▶ **WRITTEN INSTRUCTION**
Can all of these lines be returned exactly?

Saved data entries
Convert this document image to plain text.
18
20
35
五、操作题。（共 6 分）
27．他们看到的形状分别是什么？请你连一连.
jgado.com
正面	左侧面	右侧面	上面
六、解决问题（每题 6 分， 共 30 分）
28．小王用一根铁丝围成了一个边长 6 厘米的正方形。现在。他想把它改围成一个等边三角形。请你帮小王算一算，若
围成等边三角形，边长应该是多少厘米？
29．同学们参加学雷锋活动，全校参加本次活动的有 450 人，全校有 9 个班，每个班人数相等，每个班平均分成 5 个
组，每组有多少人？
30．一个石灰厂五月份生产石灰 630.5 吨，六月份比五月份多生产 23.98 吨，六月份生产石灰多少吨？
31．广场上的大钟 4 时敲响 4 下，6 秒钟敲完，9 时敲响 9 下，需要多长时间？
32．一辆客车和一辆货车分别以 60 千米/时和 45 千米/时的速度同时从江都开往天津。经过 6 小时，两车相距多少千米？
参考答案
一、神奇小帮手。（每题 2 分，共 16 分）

▶ **RESULT OF THE EXERCISE**
Convert this document image to plain text.
18
20
35
五、操作题。（共 6 分）
27．他们看到的形状分别是什么？请你连一连.
jgado.com
正面	左侧面	右侧面	上面
六、解决问题（每题 6 分， 共 30 分）
28．小王用一根铁丝围成了一个边长 6 厘米的正方形。现在。他想把它改围成一个等边三角形。请你帮小王算一算，若
围成等边三角形，边长应该是多少厘米？
29．同学们参加学雷锋活动，全校参加本次活动的有 450 人，全校有 9 个班，每个班人数相等，每个班平均分成 5 个
组，每组有多少人？
30．一个石灰厂五月份生产石灰 630.5 吨，六月份比五月份多生产 23.98 吨，六月份生产石灰多少吨？
31．广场上的大钟 4 时敲响 4 下，6 秒钟敲完，9 时敲响 9 下，需要多长时间？
32．一辆客车和一辆货车分别以 60 千米/时和 45 千米/时的速度同时从江都开往天津。经过 6 小时，两车相距多少千米？
参考答案
一、神奇小帮手。（每题 2 分，共 16 分）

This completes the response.